═════ Available data ═════

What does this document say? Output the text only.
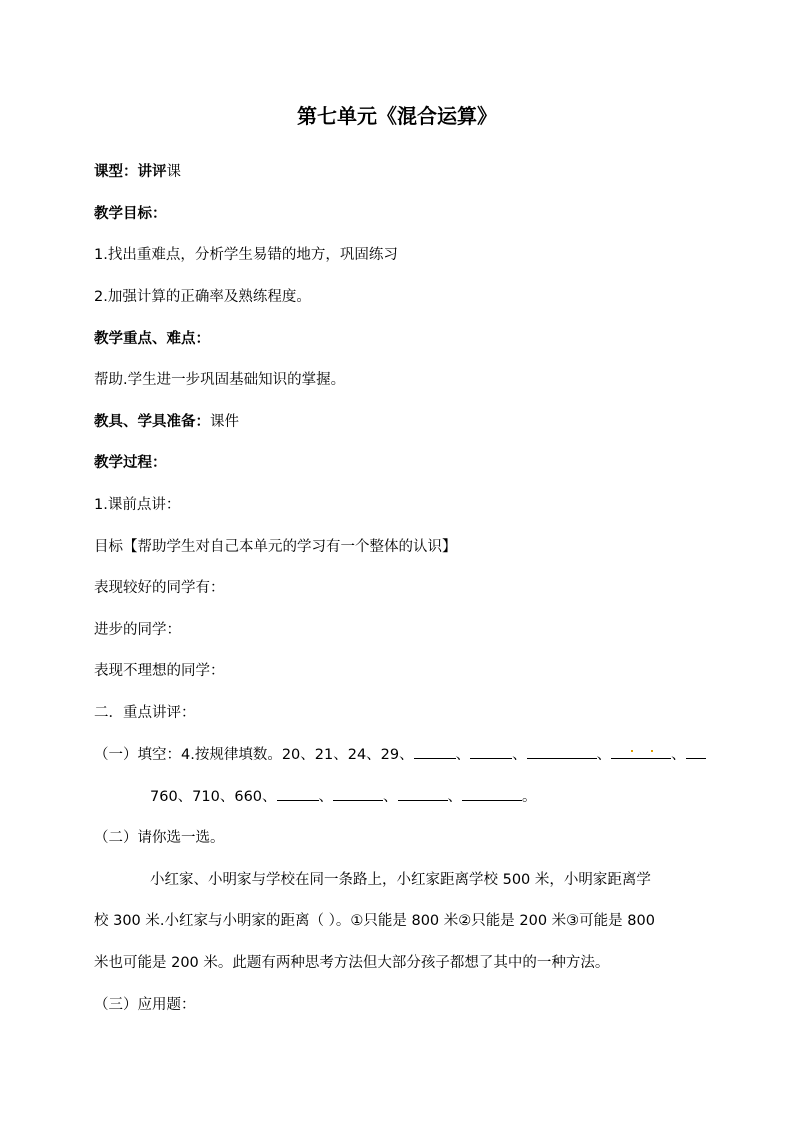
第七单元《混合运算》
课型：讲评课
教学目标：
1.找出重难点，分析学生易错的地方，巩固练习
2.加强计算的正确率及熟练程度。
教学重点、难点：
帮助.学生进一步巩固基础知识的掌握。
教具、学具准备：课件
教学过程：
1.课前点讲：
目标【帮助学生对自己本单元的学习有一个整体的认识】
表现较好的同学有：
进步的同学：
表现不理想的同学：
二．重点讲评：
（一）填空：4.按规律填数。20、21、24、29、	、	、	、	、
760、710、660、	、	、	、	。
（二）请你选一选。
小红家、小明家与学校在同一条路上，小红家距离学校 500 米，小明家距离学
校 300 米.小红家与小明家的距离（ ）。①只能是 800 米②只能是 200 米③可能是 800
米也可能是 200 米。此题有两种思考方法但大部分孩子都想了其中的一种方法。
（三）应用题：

═════
═════ Available data ═════

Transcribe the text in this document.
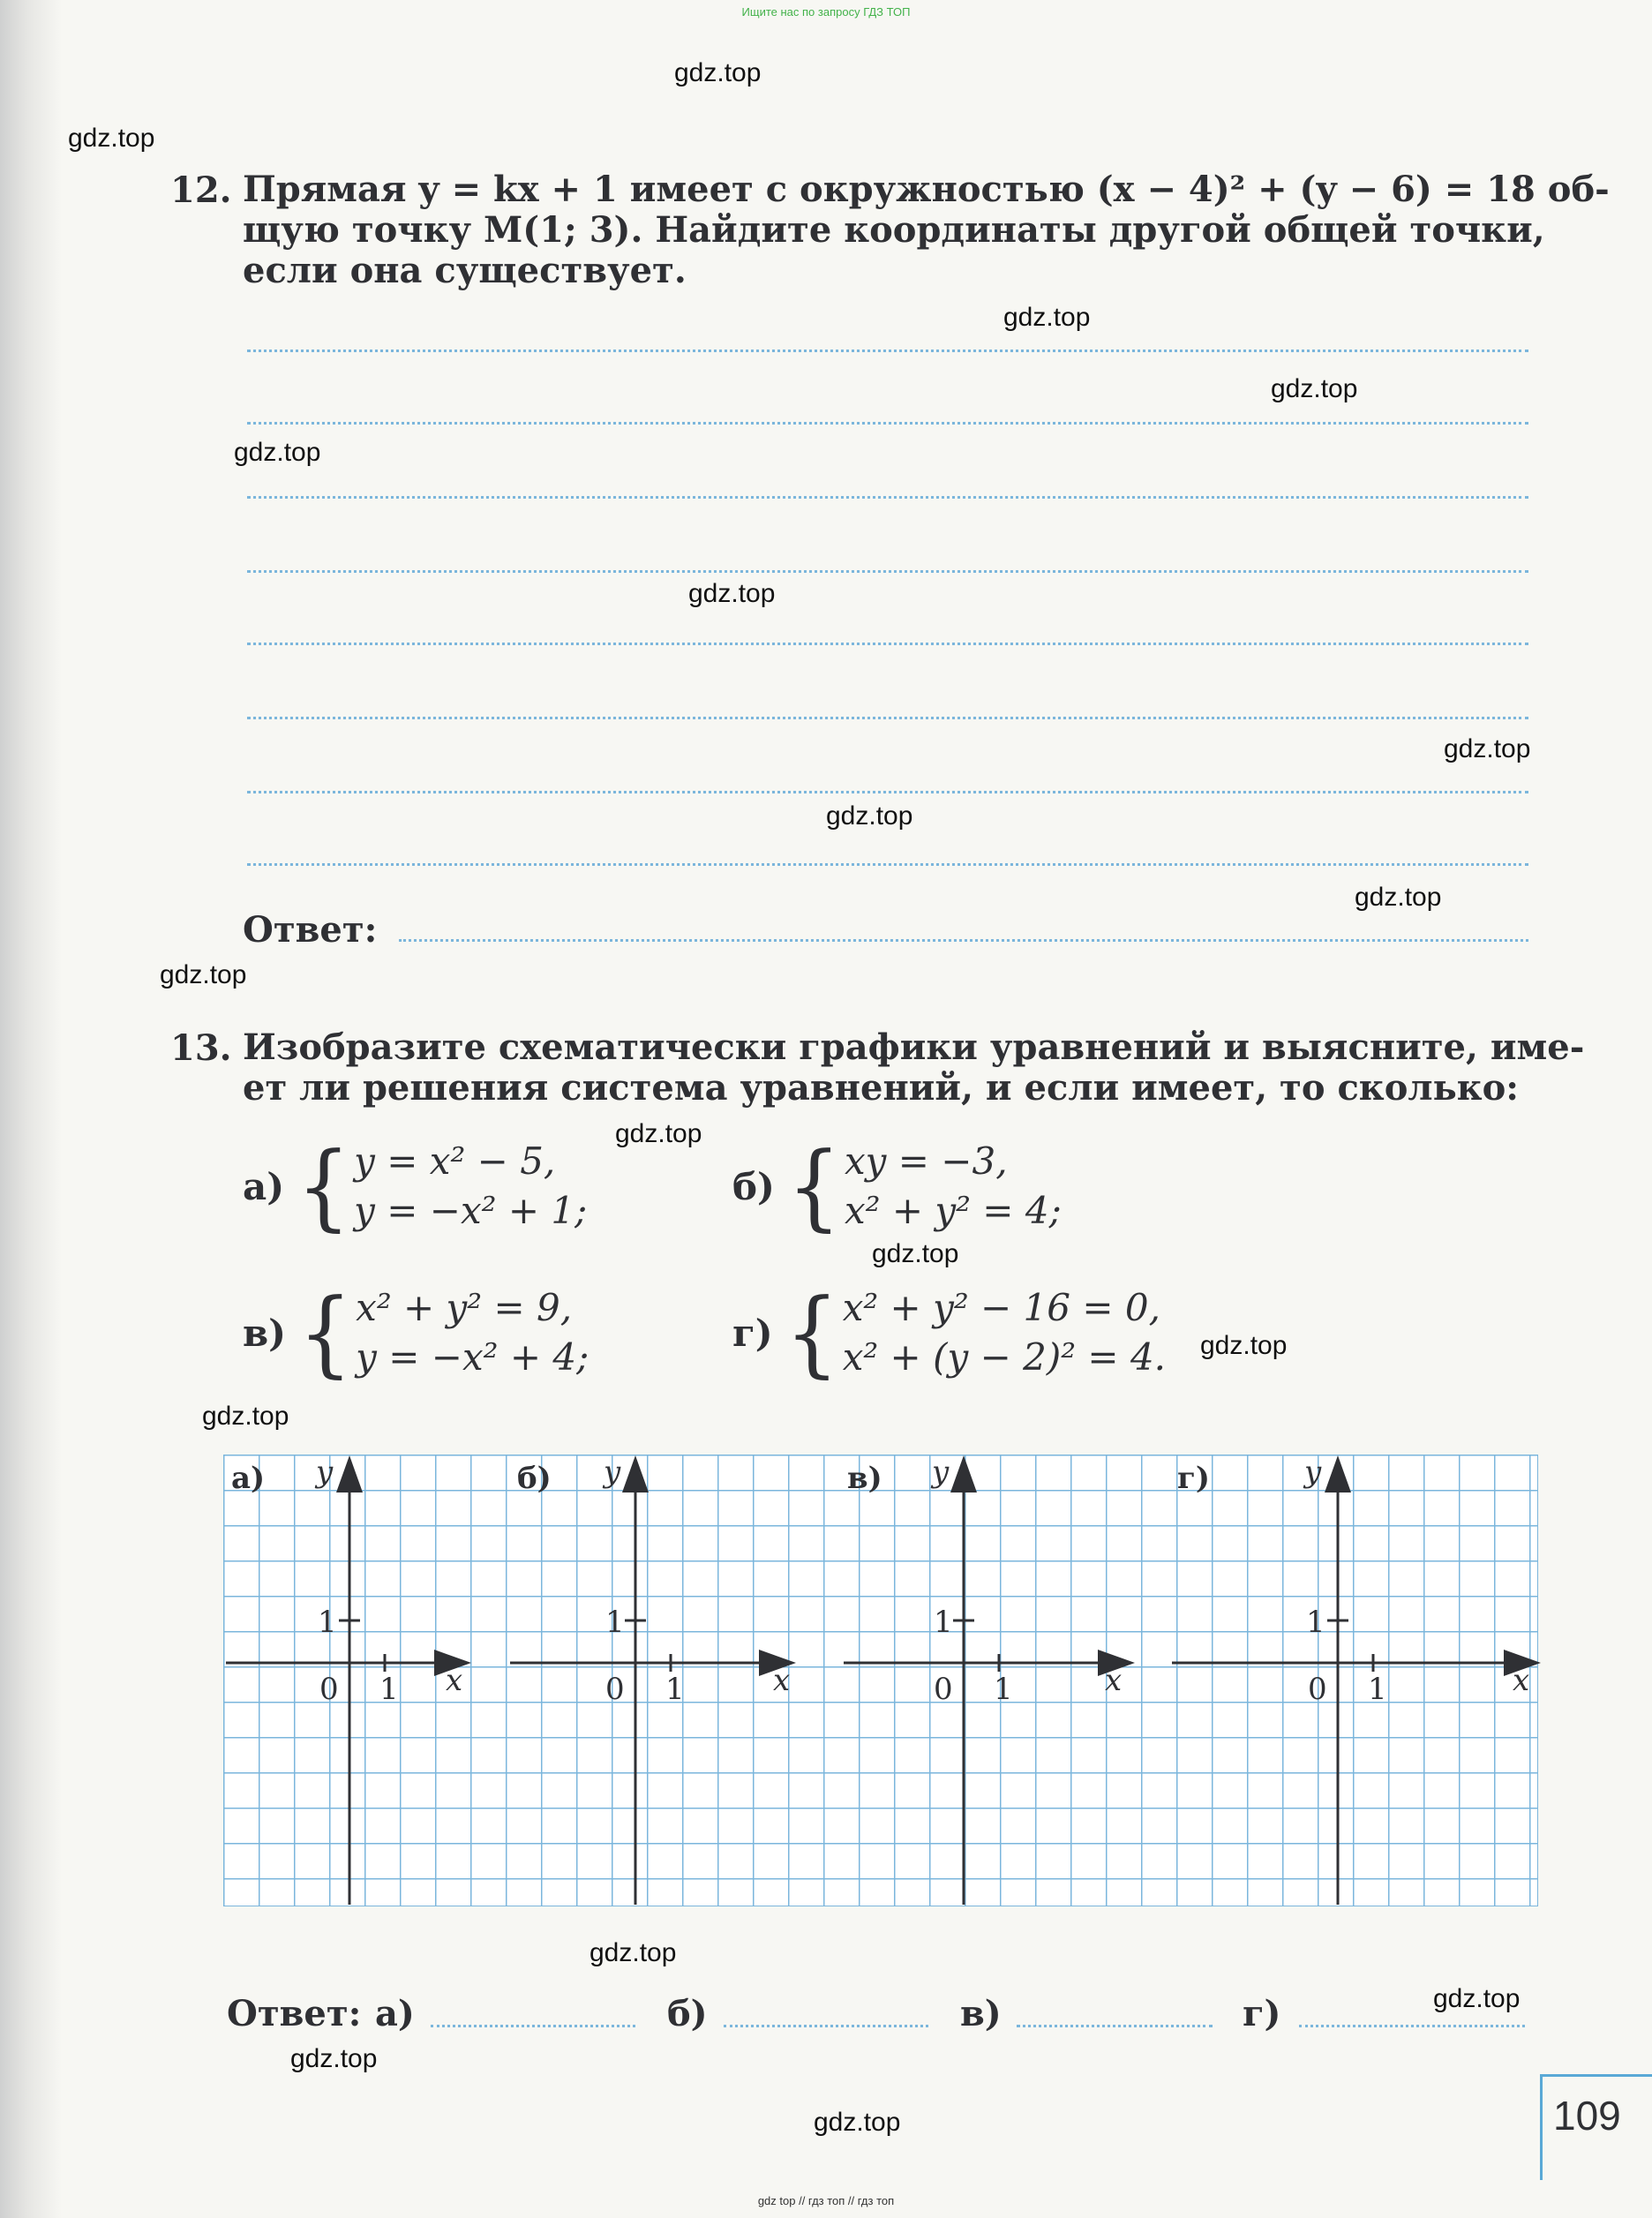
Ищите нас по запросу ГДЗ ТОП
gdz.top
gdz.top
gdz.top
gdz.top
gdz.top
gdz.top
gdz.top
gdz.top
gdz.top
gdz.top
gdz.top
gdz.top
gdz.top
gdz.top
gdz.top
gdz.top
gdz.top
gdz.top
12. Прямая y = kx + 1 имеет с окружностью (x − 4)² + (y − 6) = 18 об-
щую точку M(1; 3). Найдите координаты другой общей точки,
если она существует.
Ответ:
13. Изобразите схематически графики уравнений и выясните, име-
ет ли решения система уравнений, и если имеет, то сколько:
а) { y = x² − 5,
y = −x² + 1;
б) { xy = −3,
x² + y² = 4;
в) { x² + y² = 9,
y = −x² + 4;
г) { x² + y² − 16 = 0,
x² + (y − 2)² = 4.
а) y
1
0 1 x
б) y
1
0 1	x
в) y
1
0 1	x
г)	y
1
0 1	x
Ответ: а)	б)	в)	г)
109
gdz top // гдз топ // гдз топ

═════
═════ Available data ═════

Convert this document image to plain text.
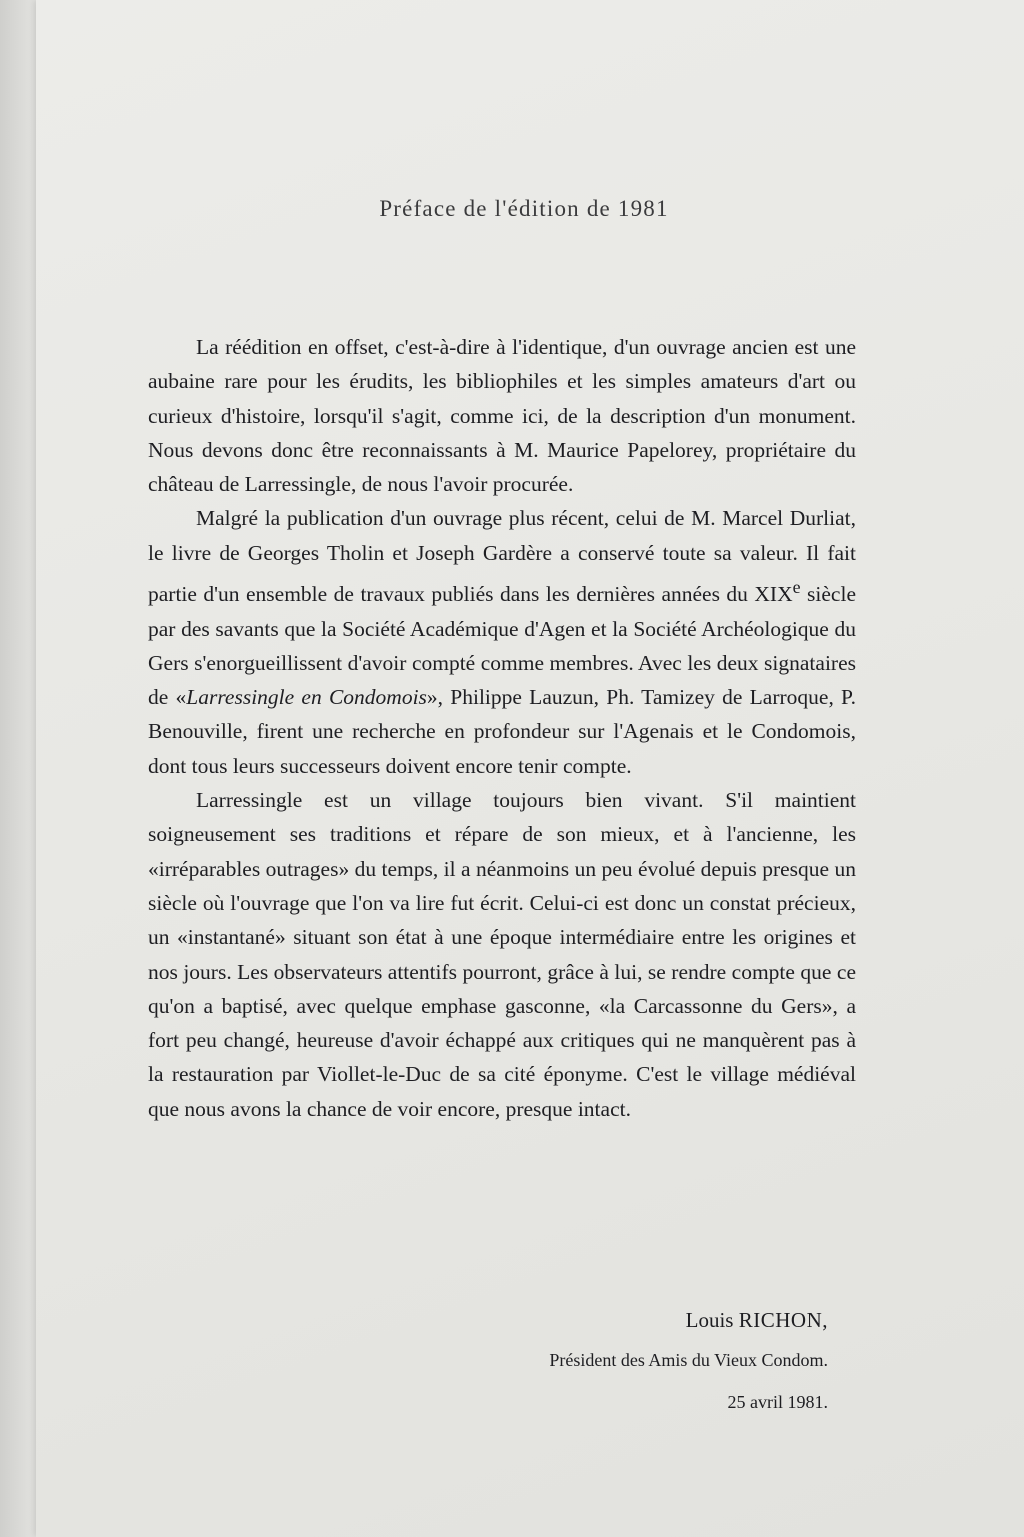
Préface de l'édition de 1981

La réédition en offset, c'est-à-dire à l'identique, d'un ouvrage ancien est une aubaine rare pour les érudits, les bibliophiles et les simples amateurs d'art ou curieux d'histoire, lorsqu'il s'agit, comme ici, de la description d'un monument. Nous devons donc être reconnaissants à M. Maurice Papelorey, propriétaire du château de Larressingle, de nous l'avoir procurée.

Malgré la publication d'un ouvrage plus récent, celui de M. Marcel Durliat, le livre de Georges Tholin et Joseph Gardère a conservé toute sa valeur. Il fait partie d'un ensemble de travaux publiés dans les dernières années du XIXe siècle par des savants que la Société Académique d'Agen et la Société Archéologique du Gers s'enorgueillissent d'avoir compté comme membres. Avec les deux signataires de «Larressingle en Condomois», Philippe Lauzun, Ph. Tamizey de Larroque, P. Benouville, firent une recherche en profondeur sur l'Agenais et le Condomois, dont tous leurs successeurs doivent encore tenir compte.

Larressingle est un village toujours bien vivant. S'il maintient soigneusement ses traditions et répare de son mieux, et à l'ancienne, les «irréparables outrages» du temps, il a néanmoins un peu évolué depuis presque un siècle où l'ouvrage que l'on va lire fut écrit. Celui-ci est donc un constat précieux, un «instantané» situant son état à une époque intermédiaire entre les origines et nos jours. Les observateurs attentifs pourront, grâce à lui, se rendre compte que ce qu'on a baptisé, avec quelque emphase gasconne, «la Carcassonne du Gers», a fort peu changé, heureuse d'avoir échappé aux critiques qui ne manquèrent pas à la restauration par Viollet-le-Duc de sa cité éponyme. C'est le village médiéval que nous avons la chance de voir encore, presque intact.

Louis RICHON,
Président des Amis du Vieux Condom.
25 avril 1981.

═════

**Aim:**
Of the lines above, how many contain the string "nous"? Only the number is required.

**Output for this exercise:**
2